§ EXERCISE TASK
Write out the data below word for word, keeping every line unchanged.

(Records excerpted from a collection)
◆ ◆ ◆ ◆
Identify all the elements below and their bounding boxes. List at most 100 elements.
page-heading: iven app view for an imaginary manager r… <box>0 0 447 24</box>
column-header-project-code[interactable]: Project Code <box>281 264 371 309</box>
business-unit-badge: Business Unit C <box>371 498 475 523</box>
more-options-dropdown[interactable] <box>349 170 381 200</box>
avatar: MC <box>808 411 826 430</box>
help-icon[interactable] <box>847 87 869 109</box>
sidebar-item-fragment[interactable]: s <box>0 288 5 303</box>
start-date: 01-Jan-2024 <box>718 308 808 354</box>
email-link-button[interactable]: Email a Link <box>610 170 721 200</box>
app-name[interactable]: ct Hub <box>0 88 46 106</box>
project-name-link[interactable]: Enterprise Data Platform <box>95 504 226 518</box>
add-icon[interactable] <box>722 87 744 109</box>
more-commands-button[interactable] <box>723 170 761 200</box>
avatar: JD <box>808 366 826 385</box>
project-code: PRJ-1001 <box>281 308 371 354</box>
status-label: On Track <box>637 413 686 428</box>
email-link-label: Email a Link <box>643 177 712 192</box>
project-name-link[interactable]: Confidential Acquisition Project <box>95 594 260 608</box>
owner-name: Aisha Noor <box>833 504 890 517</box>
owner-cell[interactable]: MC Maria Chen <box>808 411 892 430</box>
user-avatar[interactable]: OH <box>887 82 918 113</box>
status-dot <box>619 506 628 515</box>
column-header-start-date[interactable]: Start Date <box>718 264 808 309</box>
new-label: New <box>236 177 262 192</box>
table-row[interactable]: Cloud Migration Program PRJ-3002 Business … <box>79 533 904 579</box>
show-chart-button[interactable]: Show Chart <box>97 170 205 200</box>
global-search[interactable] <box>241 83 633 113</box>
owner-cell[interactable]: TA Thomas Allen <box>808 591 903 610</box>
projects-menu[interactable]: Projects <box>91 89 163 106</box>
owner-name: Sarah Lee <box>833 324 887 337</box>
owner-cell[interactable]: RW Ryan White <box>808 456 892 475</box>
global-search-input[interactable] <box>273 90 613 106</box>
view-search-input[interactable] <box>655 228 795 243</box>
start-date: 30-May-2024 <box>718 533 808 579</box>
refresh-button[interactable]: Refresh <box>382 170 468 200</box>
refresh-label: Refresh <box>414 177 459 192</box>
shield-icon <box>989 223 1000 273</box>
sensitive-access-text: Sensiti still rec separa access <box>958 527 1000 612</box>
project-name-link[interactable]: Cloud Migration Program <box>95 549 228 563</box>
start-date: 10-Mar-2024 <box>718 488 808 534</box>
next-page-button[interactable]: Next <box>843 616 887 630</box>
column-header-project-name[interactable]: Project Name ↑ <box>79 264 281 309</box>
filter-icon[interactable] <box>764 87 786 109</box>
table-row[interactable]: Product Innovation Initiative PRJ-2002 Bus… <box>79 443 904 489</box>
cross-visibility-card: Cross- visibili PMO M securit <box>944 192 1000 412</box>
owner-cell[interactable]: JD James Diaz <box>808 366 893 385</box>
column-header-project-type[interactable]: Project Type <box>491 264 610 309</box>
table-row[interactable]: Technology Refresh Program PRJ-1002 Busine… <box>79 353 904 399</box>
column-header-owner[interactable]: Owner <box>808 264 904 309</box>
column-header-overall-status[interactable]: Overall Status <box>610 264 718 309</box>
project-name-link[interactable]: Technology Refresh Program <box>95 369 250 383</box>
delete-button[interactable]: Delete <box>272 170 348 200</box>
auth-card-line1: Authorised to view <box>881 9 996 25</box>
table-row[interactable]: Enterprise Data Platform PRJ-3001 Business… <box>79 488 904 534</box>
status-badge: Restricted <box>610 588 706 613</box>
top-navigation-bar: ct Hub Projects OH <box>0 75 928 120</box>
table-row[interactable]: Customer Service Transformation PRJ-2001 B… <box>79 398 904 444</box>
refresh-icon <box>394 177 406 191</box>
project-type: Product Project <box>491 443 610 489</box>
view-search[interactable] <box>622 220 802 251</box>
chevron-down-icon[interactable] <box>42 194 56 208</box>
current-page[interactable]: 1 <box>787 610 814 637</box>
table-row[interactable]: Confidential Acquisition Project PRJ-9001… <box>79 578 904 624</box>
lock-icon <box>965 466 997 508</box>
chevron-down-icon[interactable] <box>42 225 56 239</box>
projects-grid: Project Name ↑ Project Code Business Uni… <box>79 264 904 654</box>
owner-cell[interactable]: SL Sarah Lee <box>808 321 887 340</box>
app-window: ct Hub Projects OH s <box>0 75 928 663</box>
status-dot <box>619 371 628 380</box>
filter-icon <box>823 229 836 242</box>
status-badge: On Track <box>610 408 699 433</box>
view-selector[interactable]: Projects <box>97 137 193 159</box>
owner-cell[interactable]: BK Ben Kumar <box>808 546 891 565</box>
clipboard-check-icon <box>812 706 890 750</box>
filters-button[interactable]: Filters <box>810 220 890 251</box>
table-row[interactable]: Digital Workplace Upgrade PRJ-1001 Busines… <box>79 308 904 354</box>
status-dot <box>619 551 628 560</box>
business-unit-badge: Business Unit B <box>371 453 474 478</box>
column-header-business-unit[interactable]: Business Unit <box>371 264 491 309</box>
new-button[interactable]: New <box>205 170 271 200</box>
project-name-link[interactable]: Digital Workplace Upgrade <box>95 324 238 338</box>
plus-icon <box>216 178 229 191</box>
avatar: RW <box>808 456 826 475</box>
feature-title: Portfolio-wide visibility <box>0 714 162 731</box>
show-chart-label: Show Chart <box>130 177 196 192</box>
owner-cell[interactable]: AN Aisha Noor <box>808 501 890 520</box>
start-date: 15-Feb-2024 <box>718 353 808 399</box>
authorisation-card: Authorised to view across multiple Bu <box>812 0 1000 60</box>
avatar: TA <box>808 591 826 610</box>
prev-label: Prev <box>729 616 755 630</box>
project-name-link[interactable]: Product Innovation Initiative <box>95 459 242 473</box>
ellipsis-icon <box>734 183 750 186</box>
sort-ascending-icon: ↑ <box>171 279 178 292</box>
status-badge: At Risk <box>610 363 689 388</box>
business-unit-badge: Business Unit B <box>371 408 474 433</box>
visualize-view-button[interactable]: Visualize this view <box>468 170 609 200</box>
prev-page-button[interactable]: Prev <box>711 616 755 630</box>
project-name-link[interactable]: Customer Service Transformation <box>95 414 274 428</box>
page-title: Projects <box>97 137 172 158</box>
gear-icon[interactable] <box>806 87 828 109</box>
◆ ◆ ◆ ◆
§ OUTPUT OF THE EXERCISE
Identify all the elements below and their bounding boxes. List at most 100 elements.
page-heading: iven app view for an imaginary manager r… <box>0 0 447 24</box>
column-header-project-code[interactable]: Project Code <box>281 264 371 309</box>
business-unit-badge: Business Unit C <box>371 498 475 523</box>
more-options-dropdown[interactable] <box>349 170 381 200</box>
avatar: MC <box>808 411 826 430</box>
help-icon[interactable] <box>847 87 869 109</box>
sidebar-item-fragment[interactable]: s <box>0 288 5 303</box>
start-date: 01-Jan-2024 <box>718 308 808 354</box>
email-link-button[interactable]: Email a Link <box>610 170 721 200</box>
app-name[interactable]: ct Hub <box>0 88 46 106</box>
project-name-link[interactable]: Enterprise Data Platform <box>95 504 226 518</box>
add-icon[interactable] <box>722 87 744 109</box>
more-commands-button[interactable] <box>723 170 761 200</box>
avatar: JD <box>808 366 826 385</box>
project-code: PRJ-1001 <box>281 308 371 354</box>
status-label: On Track <box>637 413 686 428</box>
email-link-label: Email a Link <box>643 177 712 192</box>
project-name-link[interactable]: Confidential Acquisition Project <box>95 594 260 608</box>
owner-name: Aisha Noor <box>833 504 890 517</box>
owner-cell[interactable]: MC Maria Chen <box>808 411 892 430</box>
user-avatar[interactable]: OH <box>887 82 918 113</box>
status-dot <box>619 506 628 515</box>
column-header-start-date[interactable]: Start Date <box>718 264 808 309</box>
new-label: New <box>236 177 262 192</box>
table-row[interactable]: Cloud Migration Program PRJ-3002 Business … <box>79 533 904 579</box>
show-chart-button[interactable]: Show Chart <box>97 170 205 200</box>
global-search[interactable] <box>241 83 633 113</box>
owner-cell[interactable]: TA Thomas Allen <box>808 591 903 610</box>
projects-menu[interactable]: Projects <box>91 89 163 106</box>
owner-name: Sarah Lee <box>833 324 887 337</box>
owner-cell[interactable]: RW Ryan White <box>808 456 892 475</box>
global-search-input[interactable] <box>273 90 613 106</box>
view-search-input[interactable] <box>655 228 795 243</box>
start-date: 30-May-2024 <box>718 533 808 579</box>
refresh-button[interactable]: Refresh <box>382 170 468 200</box>
refresh-label: Refresh <box>414 177 459 192</box>
shield-icon <box>989 223 1000 273</box>
sensitive-access-text: Sensiti still rec separa access <box>958 527 1000 612</box>
project-name-link[interactable]: Cloud Migration Program <box>95 549 228 563</box>
start-date: 10-Mar-2024 <box>718 488 808 534</box>
next-page-button[interactable]: Next <box>843 616 887 630</box>
column-header-project-name[interactable]: Project Name ↑ <box>79 264 281 309</box>
filter-icon[interactable] <box>764 87 786 109</box>
table-row[interactable]: Product Innovation Initiative PRJ-2002 Bus… <box>79 443 904 489</box>
cross-visibility-card: Cross- visibili PMO M securit <box>944 192 1000 412</box>
owner-cell[interactable]: JD James Diaz <box>808 366 893 385</box>
column-header-project-type[interactable]: Project Type <box>491 264 610 309</box>
table-row[interactable]: Technology Refresh Program PRJ-1002 Busine… <box>79 353 904 399</box>
column-header-owner[interactable]: Owner <box>808 264 904 309</box>
column-header-overall-status[interactable]: Overall Status <box>610 264 718 309</box>
project-name-link[interactable]: Technology Refresh Program <box>95 369 250 383</box>
delete-button[interactable]: Delete <box>272 170 348 200</box>
auth-card-line1: Authorised to view <box>881 9 996 25</box>
table-row[interactable]: Enterprise Data Platform PRJ-3001 Business… <box>79 488 904 534</box>
status-badge: Restricted <box>610 588 706 613</box>
top-navigation-bar: ct Hub Projects OH <box>0 75 928 120</box>
table-row[interactable]: Customer Service Transformation PRJ-2001 B… <box>79 398 904 444</box>
refresh-icon <box>394 177 406 191</box>
project-type: Product Project <box>491 443 610 489</box>
view-search[interactable] <box>622 220 802 251</box>
chevron-down-icon[interactable] <box>42 194 56 208</box>
current-page[interactable]: 1 <box>787 610 814 637</box>
table-row[interactable]: Confidential Acquisition Project PRJ-9001… <box>79 578 904 624</box>
lock-icon <box>965 466 997 508</box>
chevron-down-icon[interactable] <box>42 225 56 239</box>
projects-grid: Project Name ↑ Project Code Business Uni… <box>79 264 904 654</box>
owner-cell[interactable]: SL Sarah Lee <box>808 321 887 340</box>
app-window: ct Hub Projects OH s <box>0 75 928 663</box>
status-dot <box>619 371 628 380</box>
filter-icon <box>823 229 836 242</box>
status-badge: On Track <box>610 408 699 433</box>
view-selector[interactable]: Projects <box>97 137 193 159</box>
owner-cell[interactable]: BK Ben Kumar <box>808 546 891 565</box>
clipboard-check-icon <box>812 706 890 750</box>
filters-button[interactable]: Filters <box>810 220 890 251</box>
table-row[interactable]: Digital Workplace Upgrade PRJ-1001 Busines… <box>79 308 904 354</box>
status-dot <box>619 551 628 560</box>
business-unit-badge: Business Unit B <box>371 453 474 478</box>
column-header-business-unit[interactable]: Business Unit <box>371 264 491 309</box>
new-button[interactable]: New <box>205 170 271 200</box>
project-name-link[interactable]: Digital Workplace Upgrade <box>95 324 238 338</box>
plus-icon <box>216 178 229 191</box>
avatar: RW <box>808 456 826 475</box>
feature-title: Portfolio-wide visibility <box>0 714 162 731</box>
show-chart-label: Show Chart <box>130 177 196 192</box>
owner-cell[interactable]: AN Aisha Noor <box>808 501 890 520</box>
start-date: 15-Feb-2024 <box>718 353 808 399</box>
authorisation-card: Authorised to view across multiple Bu <box>812 0 1000 60</box>
avatar: TA <box>808 591 826 610</box>
prev-label: Prev <box>729 616 755 630</box>
project-name-link[interactable]: Product Innovation Initiative <box>95 459 242 473</box>
ellipsis-icon <box>734 183 750 186</box>
sort-ascending-icon: ↑ <box>171 279 178 292</box>
status-badge: At Risk <box>610 363 689 388</box>
business-unit-badge: Business Unit B <box>371 408 474 433</box>
visualize-view-button[interactable]: Visualize this view <box>468 170 609 200</box>
prev-page-button[interactable]: Prev <box>711 616 755 630</box>
project-name-link[interactable]: Customer Service Transformation <box>95 414 274 428</box>
page-title: Projects <box>97 137 172 158</box>
gear-icon[interactable] <box>806 87 828 109</box>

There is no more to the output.